Ziel 1.
Tausche in den Datensätzen, vom Anfang bis einschließlich der Zeile mit „legend-swatch-3 xyxy=(802,693,831,721)“, „pie-slice“ gegen „Tortenstück“ aus. Gib nur diese Zeilen wieder und lass sonst alles unverändert.

Lesetext.
===
Vorabveröffentlichung: Band 4 der Reihe "ein-blicke"

In einigen Tagen wird das neue Buch, Band 4 der Reihe "ein-blicke. Kunstgeschichte in Einzelwerken", in den Druck gehen. Sein Titel wird lauten: 

 

Wie unendlich feinere Sinne muss ein Maler haben: Franz Marcs "Tiger"

 

Heute finden Sie hier den ersten Teil des ersten Kapitels - Thema: Was ist die "Moderne" in der Kunst? - als Vorabveröffentlichung. - In der kommenden Woche wird der zweite Teil folgen: Kennzeichen der Kunst der Moderne.

 

 

Hier der Text (die Anmerkungen mit Literaturangaben und weiterführenden Hinweisen werden an dieser Stelle weggelassen; sie finden sich im Buch):

 

Einleitung: Kunst der Moderne

Der Begriff „Moderne Kunst“ wird von Kunstliebhabern und kunsthistorischen Fachleuten in unterschiedlicher Weise verwendet. Die einen meinen damit zeitgenössische, also aktuelle Kunst des frühen 21. Jahrhunderts, andere die Kunst des fortgeschrittenen 20. Jahrhunderts, für viele ist es die Kunst van Goghs, Gauguins, Monets, August Mackes, Franz Marcs, Wassily Kandinskys und Paul Klees, also jene Kunst, die gewöhnlich als „Klassische Moderne“ bezeichnet wird.

 

Der weiteste und am besten begründete Begriff von „Moderner Kunst“ umfasst die Kunst zwischen der Zeit um 1800 und der Mitte des 20. Jahrhunderts, etwa bis zum Ende des Zweiten Weltkriegs.
===
Daten zur Aufgabe.
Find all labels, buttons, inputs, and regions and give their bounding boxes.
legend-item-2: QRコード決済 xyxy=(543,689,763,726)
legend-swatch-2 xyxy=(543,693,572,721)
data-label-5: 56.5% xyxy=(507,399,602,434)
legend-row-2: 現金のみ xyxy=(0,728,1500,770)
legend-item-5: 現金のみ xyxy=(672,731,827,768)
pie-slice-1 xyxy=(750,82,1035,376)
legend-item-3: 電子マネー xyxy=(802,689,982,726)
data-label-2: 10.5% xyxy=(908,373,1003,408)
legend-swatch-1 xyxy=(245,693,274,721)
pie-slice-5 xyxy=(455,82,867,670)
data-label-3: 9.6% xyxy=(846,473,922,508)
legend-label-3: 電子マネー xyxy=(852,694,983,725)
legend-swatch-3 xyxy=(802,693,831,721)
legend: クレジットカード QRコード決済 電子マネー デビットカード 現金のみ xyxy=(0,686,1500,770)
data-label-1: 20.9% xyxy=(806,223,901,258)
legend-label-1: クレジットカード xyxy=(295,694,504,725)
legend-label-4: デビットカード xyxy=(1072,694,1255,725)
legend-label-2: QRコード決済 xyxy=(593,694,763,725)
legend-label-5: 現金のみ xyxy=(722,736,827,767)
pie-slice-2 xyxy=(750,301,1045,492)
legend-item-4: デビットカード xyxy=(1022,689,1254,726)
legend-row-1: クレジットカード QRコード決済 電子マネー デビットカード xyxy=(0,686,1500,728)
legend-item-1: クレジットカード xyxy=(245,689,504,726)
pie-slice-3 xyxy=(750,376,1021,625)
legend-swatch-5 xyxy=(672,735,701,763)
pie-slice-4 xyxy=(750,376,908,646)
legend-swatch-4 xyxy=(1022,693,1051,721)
===
Ziel 2.
Fasse den Absatz im Lesetext zur Kunst der Moderne, der mit „Der Begriff“ beginnt, kürzer und mit seinen wichtigsten Fakten zusammen.

Lösung 1.
Find all labels, buttons, inputs, and regions and give their bounding boxes.
legend-item-2: QRコード決済 xyxy=(543,689,763,726)
legend-swatch-2 xyxy=(543,693,572,721)
data-label-5: 56.5% xyxy=(507,399,602,434)
legend-row-2: 現金のみ xyxy=(0,728,1500,770)
legend-item-5: 現金のみ xyxy=(672,731,827,768)
Tortenstück-1 xyxy=(750,82,1035,376)
legend-item-3: 電子マネー xyxy=(802,689,982,726)
data-label-2: 10.5% xyxy=(908,373,1003,408)
legend-swatch-1 xyxy=(245,693,274,721)
Tortenstück-5 xyxy=(455,82,867,670)
data-label-3: 9.6% xyxy=(846,473,922,508)
legend-label-3: 電子マネー xyxy=(852,694,983,725)
legend-swatch-3 xyxy=(802,693,831,721)

Lösung 2.
Kunstliebhaber und Fachleute verstehen unter „Moderner Kunst“ Verschiedenes. Manche meinen die aktuelle Kunst des frühen 21. Jahrhunderts, andere die Kunst des fortgeschrittenen 20. Jahrhunderts. Für viele ist es die „Klassische Moderne“ von van Gogh, Gauguin, Monet, August Macke, Franz Marc, Wassily Kandinsky und Paul Klee.